→ **Directions for this task**
Only the lines from the one containing "What's the underlying" through the final line of the material below should be output, exactly as they stand.

-- Start Supplied records --

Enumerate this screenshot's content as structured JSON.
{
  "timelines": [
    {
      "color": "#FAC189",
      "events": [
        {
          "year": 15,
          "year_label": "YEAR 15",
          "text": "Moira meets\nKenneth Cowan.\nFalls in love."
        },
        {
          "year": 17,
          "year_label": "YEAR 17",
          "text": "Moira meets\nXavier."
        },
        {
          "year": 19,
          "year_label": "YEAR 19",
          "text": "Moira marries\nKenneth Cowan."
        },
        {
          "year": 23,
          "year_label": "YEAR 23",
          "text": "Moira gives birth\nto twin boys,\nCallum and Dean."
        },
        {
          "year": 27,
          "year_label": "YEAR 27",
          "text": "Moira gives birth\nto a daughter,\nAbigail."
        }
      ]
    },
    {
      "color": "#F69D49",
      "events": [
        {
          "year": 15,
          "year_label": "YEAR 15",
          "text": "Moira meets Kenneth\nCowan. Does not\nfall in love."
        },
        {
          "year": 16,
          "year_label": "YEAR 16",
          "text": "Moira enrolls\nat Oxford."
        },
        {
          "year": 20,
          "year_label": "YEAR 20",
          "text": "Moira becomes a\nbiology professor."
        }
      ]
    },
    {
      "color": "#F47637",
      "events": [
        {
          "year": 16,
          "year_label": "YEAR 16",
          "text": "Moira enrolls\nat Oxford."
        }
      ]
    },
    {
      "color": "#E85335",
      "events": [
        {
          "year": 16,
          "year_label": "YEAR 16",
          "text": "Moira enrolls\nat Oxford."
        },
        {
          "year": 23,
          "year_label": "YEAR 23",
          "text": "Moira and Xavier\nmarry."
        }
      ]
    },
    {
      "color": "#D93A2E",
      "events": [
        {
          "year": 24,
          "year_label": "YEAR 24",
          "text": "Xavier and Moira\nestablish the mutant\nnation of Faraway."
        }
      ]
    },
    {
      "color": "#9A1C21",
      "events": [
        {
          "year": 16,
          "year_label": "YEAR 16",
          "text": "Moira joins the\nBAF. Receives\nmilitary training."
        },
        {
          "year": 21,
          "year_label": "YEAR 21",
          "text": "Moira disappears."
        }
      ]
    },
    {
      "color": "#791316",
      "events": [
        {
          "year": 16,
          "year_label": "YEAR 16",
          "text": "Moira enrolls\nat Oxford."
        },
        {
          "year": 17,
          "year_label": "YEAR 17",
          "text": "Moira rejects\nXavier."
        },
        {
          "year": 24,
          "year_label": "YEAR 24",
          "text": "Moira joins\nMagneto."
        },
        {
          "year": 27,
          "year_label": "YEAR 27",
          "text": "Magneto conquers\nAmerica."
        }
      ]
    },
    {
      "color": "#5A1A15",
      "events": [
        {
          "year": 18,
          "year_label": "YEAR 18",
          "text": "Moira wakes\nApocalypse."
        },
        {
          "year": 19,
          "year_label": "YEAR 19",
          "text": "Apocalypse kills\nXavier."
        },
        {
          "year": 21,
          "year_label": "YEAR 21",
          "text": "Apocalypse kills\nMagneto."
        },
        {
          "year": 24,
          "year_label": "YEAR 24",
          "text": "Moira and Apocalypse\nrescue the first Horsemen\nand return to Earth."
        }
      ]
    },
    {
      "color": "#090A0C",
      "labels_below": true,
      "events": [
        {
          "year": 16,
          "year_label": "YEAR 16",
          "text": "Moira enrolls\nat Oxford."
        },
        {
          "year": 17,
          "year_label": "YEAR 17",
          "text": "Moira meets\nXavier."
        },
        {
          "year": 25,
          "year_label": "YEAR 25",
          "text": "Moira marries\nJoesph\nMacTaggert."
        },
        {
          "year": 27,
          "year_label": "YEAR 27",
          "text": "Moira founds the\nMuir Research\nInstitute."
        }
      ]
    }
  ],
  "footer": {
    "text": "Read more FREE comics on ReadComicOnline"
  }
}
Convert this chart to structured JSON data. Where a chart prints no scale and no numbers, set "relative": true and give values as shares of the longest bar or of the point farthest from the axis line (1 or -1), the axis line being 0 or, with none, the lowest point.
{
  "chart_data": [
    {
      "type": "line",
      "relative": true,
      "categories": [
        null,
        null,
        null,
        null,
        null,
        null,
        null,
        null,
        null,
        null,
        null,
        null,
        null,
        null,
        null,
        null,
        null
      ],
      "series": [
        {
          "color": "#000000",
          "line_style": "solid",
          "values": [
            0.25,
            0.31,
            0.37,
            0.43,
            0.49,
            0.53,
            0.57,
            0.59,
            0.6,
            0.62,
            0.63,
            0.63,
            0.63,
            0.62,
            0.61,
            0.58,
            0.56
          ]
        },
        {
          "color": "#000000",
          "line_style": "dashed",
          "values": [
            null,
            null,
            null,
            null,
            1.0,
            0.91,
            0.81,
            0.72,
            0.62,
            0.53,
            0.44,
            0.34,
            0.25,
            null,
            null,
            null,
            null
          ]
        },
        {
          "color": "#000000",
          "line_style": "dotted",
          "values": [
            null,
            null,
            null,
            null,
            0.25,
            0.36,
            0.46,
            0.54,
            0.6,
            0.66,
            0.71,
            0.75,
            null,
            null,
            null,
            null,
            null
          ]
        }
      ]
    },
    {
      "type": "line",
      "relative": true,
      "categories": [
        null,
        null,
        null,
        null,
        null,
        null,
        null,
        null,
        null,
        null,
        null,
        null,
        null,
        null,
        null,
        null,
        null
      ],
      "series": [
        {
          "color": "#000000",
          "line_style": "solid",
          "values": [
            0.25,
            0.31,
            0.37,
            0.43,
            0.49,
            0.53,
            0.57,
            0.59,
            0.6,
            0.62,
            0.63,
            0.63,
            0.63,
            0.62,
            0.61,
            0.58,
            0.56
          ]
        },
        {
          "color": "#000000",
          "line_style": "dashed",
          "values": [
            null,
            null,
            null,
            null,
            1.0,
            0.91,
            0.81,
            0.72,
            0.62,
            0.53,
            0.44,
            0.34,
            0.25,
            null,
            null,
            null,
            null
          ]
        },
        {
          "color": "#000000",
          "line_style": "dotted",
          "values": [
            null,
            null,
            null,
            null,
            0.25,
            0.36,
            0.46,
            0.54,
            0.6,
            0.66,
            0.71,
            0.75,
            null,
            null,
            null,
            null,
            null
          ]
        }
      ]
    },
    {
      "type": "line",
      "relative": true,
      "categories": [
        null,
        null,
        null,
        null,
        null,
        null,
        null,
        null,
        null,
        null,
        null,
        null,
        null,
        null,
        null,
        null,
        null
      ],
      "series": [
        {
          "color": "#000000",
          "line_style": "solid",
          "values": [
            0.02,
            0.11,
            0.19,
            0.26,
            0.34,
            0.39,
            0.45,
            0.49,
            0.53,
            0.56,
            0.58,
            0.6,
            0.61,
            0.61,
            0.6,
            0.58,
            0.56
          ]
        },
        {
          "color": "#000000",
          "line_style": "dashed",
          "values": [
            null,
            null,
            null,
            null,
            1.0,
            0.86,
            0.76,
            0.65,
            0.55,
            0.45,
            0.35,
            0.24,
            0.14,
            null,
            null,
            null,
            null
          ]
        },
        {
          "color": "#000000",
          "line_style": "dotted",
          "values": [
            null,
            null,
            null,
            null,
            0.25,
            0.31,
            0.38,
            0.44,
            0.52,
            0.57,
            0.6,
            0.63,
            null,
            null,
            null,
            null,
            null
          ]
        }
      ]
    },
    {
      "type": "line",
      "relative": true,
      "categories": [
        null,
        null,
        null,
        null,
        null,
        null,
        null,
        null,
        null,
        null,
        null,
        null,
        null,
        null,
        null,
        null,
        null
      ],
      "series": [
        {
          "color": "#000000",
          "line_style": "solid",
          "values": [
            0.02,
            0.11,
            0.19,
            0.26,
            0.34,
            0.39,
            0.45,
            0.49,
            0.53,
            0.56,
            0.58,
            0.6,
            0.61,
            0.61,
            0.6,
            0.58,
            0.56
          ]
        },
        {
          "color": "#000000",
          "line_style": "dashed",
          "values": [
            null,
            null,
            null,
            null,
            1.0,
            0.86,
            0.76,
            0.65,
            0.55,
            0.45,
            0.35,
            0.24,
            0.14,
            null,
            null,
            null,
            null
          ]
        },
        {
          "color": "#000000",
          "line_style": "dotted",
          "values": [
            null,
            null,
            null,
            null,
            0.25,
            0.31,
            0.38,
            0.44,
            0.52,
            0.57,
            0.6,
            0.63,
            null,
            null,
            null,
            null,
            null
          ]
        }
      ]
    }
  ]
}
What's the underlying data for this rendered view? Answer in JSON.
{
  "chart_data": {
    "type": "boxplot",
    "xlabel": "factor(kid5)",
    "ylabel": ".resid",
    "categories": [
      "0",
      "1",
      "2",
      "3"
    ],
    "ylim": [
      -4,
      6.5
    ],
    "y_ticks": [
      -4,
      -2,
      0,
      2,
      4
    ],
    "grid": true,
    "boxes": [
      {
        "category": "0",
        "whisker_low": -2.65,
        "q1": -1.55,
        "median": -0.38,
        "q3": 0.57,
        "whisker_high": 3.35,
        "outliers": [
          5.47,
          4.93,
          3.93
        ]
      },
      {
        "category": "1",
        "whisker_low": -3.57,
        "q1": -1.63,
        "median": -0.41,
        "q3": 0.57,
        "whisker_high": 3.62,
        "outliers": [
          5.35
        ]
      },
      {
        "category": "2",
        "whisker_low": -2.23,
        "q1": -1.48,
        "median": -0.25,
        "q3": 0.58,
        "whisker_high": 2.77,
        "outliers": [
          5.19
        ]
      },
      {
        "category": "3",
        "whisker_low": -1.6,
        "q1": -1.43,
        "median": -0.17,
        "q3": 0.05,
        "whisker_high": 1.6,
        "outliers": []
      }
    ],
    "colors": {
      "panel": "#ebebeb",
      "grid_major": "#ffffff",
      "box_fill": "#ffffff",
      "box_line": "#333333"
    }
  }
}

-- End Supplied records --

→ **Solution**
What's the underlying data for this rendered view? Answer in JSON.
{
  "chart_data": {
    "type": "boxplot",
    "xlabel": "factor(kid5)",
    "ylabel": ".resid",
    "categories": [
      "0",
      "1",
      "2",
      "3"
    ],
    "ylim": [
      -4,
      6.5
    ],
    "y_ticks": [
      -4,
      -2,
      0,
      2,
      4
    ],
    "grid": true,
    "boxes": [
      {
        "category": "0",
        "whisker_low": -2.65,
        "q1": -1.55,
        "median": -0.38,
        "q3": 0.57,
        "whisker_high": 3.35,
        "outliers": [
          5.47,
          4.93,
          3.93
        ]
      },
      {
        "category": "1",
        "whisker_low": -3.57,
        "q1": -1.63,
        "median": -0.41,
        "q3": 0.57,
        "whisker_high": 3.62,
        "outliers": [
          5.35
        ]
      },
      {
        "category": "2",
        "whisker_low": -2.23,
        "q1": -1.48,
        "median": -0.25,
        "q3": 0.58,
        "whisker_high": 2.77,
        "outliers": [
          5.19
        ]
      },
      {
        "category": "3",
        "whisker_low": -1.6,
        "q1": -1.43,
        "median": -0.17,
        "q3": 0.05,
        "whisker_high": 1.6,
        "outliers": []
      }
    ],
    "colors": {
      "panel": "#ebebeb",
      "grid_major": "#ffffff",
      "box_fill": "#ffffff",
      "box_line": "#333333"
    }
  }
}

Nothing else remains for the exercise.